Entries from a dataset -
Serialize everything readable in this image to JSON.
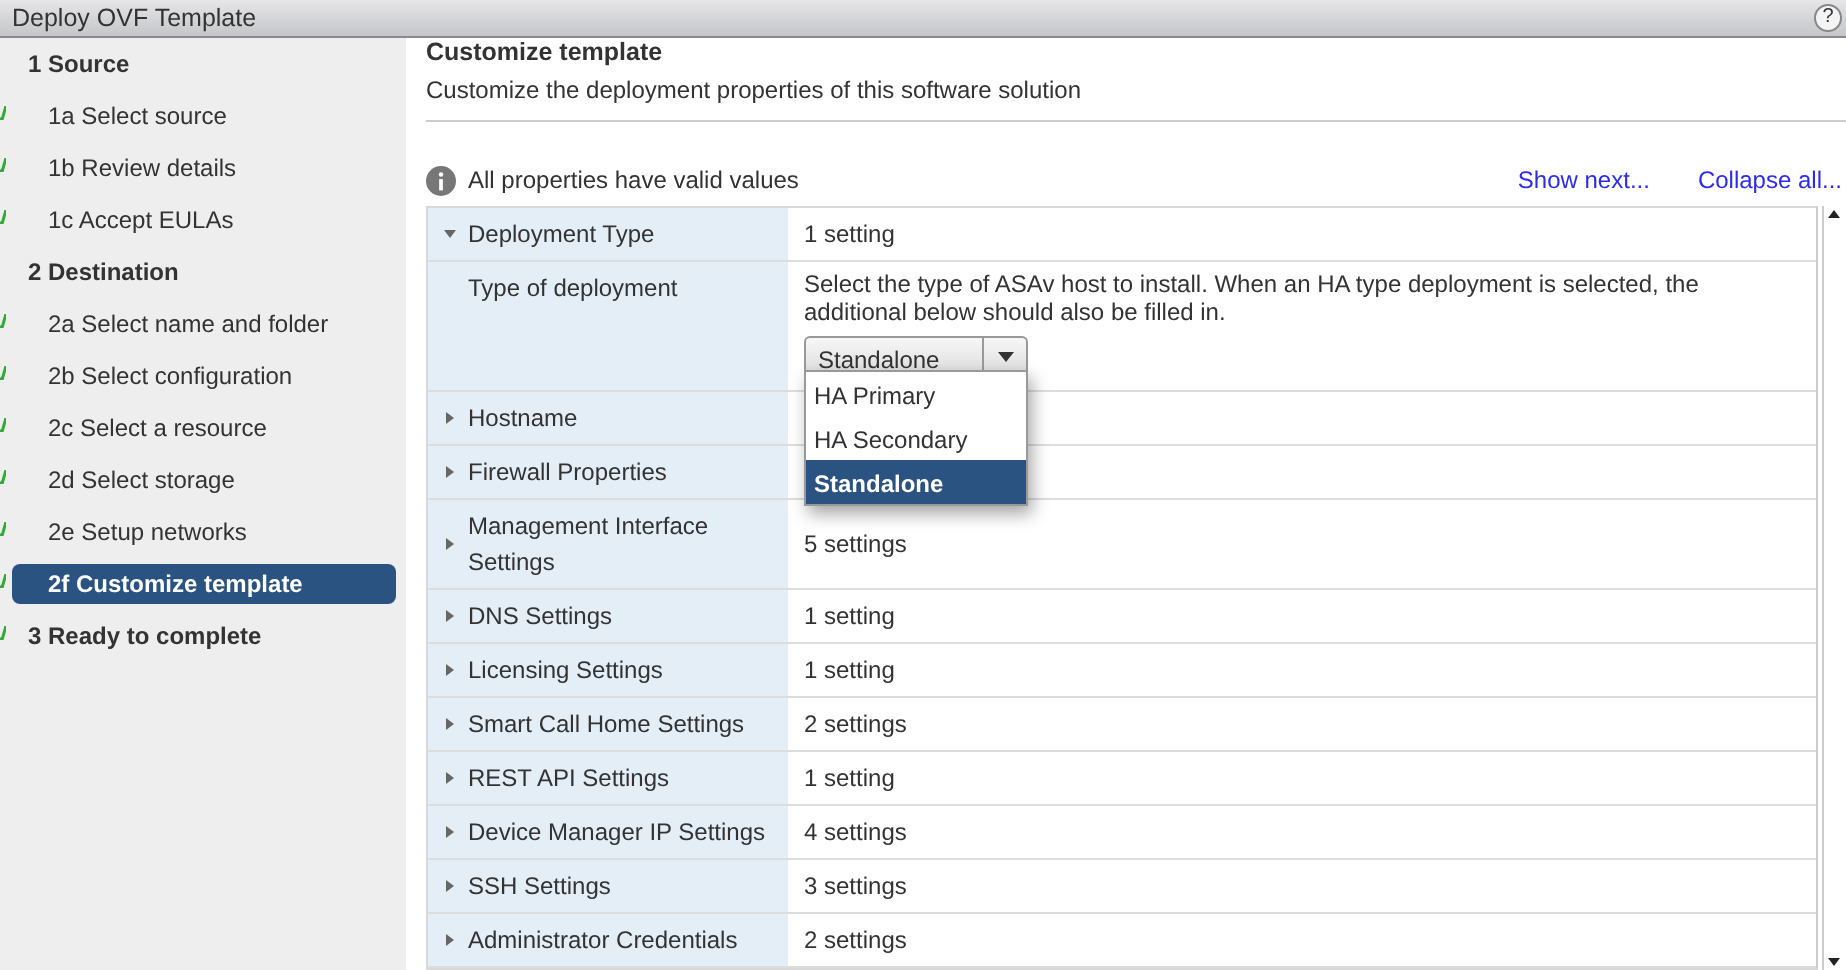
{
  "window": {
    "title": "Deploy OVF Template",
    "help": "?"
  },
  "steps": [
    {
      "number": "1",
      "label": "Source",
      "kind": "section",
      "completed": false,
      "selected": false
    },
    {
      "number": "1a",
      "label": "Select source",
      "kind": "step",
      "completed": true,
      "selected": false
    },
    {
      "number": "1b",
      "label": "Review details",
      "kind": "step",
      "completed": true,
      "selected": false
    },
    {
      "number": "1c",
      "label": "Accept EULAs",
      "kind": "step",
      "completed": true,
      "selected": false
    },
    {
      "number": "2",
      "label": "Destination",
      "kind": "section",
      "completed": false,
      "selected": false
    },
    {
      "number": "2a",
      "label": "Select name and folder",
      "kind": "step",
      "completed": true,
      "selected": false
    },
    {
      "number": "2b",
      "label": "Select configuration",
      "kind": "step",
      "completed": true,
      "selected": false
    },
    {
      "number": "2c",
      "label": "Select a resource",
      "kind": "step",
      "completed": true,
      "selected": false
    },
    {
      "number": "2d",
      "label": "Select storage",
      "kind": "step",
      "completed": true,
      "selected": false
    },
    {
      "number": "2e",
      "label": "Setup networks",
      "kind": "step",
      "completed": true,
      "selected": false
    },
    {
      "number": "2f",
      "label": "Customize template",
      "kind": "step",
      "completed": true,
      "selected": true
    },
    {
      "number": "3",
      "label": "Ready to complete",
      "kind": "section",
      "completed": true,
      "selected": false
    }
  ],
  "page": {
    "title": "Customize template",
    "subtitle": "Customize the deployment properties of this software solution"
  },
  "validation": {
    "message": "All properties have valid values"
  },
  "links": [
    "Show next...",
    "Collapse all..."
  ],
  "properties": [
    {
      "kind": "group",
      "name": "Deployment Type",
      "value": "1 setting",
      "expanded": true
    },
    {
      "kind": "setting",
      "name": "Type of deployment",
      "description": "Select the type of ASAv host to install. When an HA type deployment is selected, the additional below should also be filled in.",
      "select": {
        "value": "Standalone",
        "open": true,
        "options": [
          {
            "label": "HA Primary",
            "selected": false
          },
          {
            "label": "HA Secondary",
            "selected": false
          },
          {
            "label": "Standalone",
            "selected": true
          }
        ]
      }
    },
    {
      "kind": "group",
      "name": "Hostname",
      "expanded": false
    },
    {
      "kind": "group",
      "name": "Firewall Properties",
      "expanded": false
    },
    {
      "kind": "group",
      "name": "Management Interface Settings",
      "value": "5 settings",
      "expanded": false
    },
    {
      "kind": "group",
      "name": "DNS Settings",
      "value": "1 setting",
      "expanded": false
    },
    {
      "kind": "group",
      "name": "Licensing Settings",
      "value": "1 setting",
      "expanded": false
    },
    {
      "kind": "group",
      "name": "Smart Call Home Settings",
      "value": "2 settings",
      "expanded": false
    },
    {
      "kind": "group",
      "name": "REST API Settings",
      "value": "1 setting",
      "expanded": false
    },
    {
      "kind": "group",
      "name": "Device Manager IP Settings",
      "value": "4 settings",
      "expanded": false
    },
    {
      "kind": "group",
      "name": "SSH Settings",
      "value": "3 settings",
      "expanded": false
    },
    {
      "kind": "group",
      "name": "Administrator Credentials",
      "value": "2 settings",
      "expanded": false
    }
  ]
}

PROBLEM DETAILS - Give back every line exactly as it stands, pictures excluded.

RESPONSE FOR THIS EXERCISE -
Serialize everything readable in this image to JSON.
{
  "window": {
    "title": "Deploy OVF Template",
    "help": "?"
  },
  "steps": [
    {
      "number": "1",
      "label": "Source",
      "kind": "section",
      "completed": false,
      "selected": false
    },
    {
      "number": "1a",
      "label": "Select source",
      "kind": "step",
      "completed": true,
      "selected": false
    },
    {
      "number": "1b",
      "label": "Review details",
      "kind": "step",
      "completed": true,
      "selected": false
    },
    {
      "number": "1c",
      "label": "Accept EULAs",
      "kind": "step",
      "completed": true,
      "selected": false
    },
    {
      "number": "2",
      "label": "Destination",
      "kind": "section",
      "completed": false,
      "selected": false
    },
    {
      "number": "2a",
      "label": "Select name and folder",
      "kind": "step",
      "completed": true,
      "selected": false
    },
    {
      "number": "2b",
      "label": "Select configuration",
      "kind": "step",
      "completed": true,
      "selected": false
    },
    {
      "number": "2c",
      "label": "Select a resource",
      "kind": "step",
      "completed": true,
      "selected": false
    },
    {
      "number": "2d",
      "label": "Select storage",
      "kind": "step",
      "completed": true,
      "selected": false
    },
    {
      "number": "2e",
      "label": "Setup networks",
      "kind": "step",
      "completed": true,
      "selected": false
    },
    {
      "number": "2f",
      "label": "Customize template",
      "kind": "step",
      "completed": true,
      "selected": true
    },
    {
      "number": "3",
      "label": "Ready to complete",
      "kind": "section",
      "completed": true,
      "selected": false
    }
  ],
  "page": {
    "title": "Customize template",
    "subtitle": "Customize the deployment properties of this software solution"
  },
  "validation": {
    "message": "All properties have valid values"
  },
  "links": [
    "Show next...",
    "Collapse all..."
  ],
  "properties": [
    {
      "kind": "group",
      "name": "Deployment Type",
      "value": "1 setting",
      "expanded": true
    },
    {
      "kind": "setting",
      "name": "Type of deployment",
      "description": "Select the type of ASAv host to install. When an HA type deployment is selected, the additional below should also be filled in.",
      "select": {
        "value": "Standalone",
        "open": true,
        "options": [
          {
            "label": "HA Primary",
            "selected": false
          },
          {
            "label": "HA Secondary",
            "selected": false
          },
          {
            "label": "Standalone",
            "selected": true
          }
        ]
      }
    },
    {
      "kind": "group",
      "name": "Hostname",
      "expanded": false
    },
    {
      "kind": "group",
      "name": "Firewall Properties",
      "expanded": false
    },
    {
      "kind": "group",
      "name": "Management Interface Settings",
      "value": "5 settings",
      "expanded": false
    },
    {
      "kind": "group",
      "name": "DNS Settings",
      "value": "1 setting",
      "expanded": false
    },
    {
      "kind": "group",
      "name": "Licensing Settings",
      "value": "1 setting",
      "expanded": false
    },
    {
      "kind": "group",
      "name": "Smart Call Home Settings",
      "value": "2 settings",
      "expanded": false
    },
    {
      "kind": "group",
      "name": "REST API Settings",
      "value": "1 setting",
      "expanded": false
    },
    {
      "kind": "group",
      "name": "Device Manager IP Settings",
      "value": "4 settings",
      "expanded": false
    },
    {
      "kind": "group",
      "name": "SSH Settings",
      "value": "3 settings",
      "expanded": false
    },
    {
      "kind": "group",
      "name": "Administrator Credentials",
      "value": "2 settings",
      "expanded": false
    }
  ]
}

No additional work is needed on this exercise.